[START DATASET]

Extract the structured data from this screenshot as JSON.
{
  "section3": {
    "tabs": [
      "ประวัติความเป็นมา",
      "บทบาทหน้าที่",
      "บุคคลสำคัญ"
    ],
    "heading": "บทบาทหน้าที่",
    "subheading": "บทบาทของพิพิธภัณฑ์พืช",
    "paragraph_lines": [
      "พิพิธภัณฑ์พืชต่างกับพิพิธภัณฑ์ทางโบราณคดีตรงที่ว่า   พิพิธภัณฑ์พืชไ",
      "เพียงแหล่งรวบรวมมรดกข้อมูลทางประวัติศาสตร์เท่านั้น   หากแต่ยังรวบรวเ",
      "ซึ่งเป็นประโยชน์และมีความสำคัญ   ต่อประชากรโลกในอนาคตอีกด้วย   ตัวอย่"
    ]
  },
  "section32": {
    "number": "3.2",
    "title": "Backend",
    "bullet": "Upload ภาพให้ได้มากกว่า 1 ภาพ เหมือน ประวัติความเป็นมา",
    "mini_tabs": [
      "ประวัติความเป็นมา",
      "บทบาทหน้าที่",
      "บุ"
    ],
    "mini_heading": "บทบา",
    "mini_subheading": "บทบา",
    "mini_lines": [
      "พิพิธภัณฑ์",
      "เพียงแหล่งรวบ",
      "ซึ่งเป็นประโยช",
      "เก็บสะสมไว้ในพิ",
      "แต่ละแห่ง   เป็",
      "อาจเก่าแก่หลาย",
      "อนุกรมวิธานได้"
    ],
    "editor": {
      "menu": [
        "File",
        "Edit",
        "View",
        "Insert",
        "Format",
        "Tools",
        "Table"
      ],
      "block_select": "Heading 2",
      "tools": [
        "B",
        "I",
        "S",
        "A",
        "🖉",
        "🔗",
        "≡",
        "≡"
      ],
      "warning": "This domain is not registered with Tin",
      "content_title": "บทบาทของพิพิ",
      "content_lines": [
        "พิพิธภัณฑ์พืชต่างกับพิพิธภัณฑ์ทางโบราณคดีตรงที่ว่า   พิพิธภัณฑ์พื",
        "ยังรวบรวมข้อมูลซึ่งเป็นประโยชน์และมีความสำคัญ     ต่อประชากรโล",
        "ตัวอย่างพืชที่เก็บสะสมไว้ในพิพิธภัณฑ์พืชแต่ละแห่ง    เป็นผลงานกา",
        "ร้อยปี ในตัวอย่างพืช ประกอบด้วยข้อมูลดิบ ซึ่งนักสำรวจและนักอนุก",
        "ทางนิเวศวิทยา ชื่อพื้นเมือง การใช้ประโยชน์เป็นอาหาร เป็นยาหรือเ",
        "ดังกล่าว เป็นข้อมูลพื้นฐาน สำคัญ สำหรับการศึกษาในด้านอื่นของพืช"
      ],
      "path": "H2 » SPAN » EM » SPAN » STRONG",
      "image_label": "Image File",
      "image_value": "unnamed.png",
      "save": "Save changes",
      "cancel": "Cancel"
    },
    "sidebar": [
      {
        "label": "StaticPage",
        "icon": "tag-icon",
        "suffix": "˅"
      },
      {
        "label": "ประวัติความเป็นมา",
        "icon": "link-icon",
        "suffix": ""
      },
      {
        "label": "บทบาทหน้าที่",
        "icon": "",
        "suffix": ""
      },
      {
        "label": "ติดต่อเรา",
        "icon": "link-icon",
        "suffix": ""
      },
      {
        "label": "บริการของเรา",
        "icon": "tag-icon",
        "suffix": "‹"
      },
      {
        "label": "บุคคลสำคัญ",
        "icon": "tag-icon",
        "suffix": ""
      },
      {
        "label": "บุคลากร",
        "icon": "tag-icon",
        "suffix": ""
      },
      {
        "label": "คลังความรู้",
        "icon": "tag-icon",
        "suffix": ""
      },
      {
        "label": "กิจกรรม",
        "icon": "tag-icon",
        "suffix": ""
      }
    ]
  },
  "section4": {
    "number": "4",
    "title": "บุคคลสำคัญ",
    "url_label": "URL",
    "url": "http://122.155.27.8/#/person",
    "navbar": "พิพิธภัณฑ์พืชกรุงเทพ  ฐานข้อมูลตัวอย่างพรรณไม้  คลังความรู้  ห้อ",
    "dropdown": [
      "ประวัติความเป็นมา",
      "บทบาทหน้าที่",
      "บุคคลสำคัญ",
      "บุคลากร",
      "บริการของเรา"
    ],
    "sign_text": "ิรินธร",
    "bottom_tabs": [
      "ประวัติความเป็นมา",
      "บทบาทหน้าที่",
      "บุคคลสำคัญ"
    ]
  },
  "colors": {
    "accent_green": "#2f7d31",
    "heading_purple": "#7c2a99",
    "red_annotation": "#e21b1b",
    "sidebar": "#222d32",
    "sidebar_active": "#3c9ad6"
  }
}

[END DATASET]

--- EXERCISE PROMPT ---
Copy all lines from the entries that contain the word "บสะสมไว".

--- ANSWER TO THIS PROBLEM ---
      "เก็บสะสมไว้ในพิ",
        "ตัวอย่างพืชที่เก็บสะสมไว้ในพิพิธภัณฑ์พืชแต่ละแห่ง    เป็นผลงานกา",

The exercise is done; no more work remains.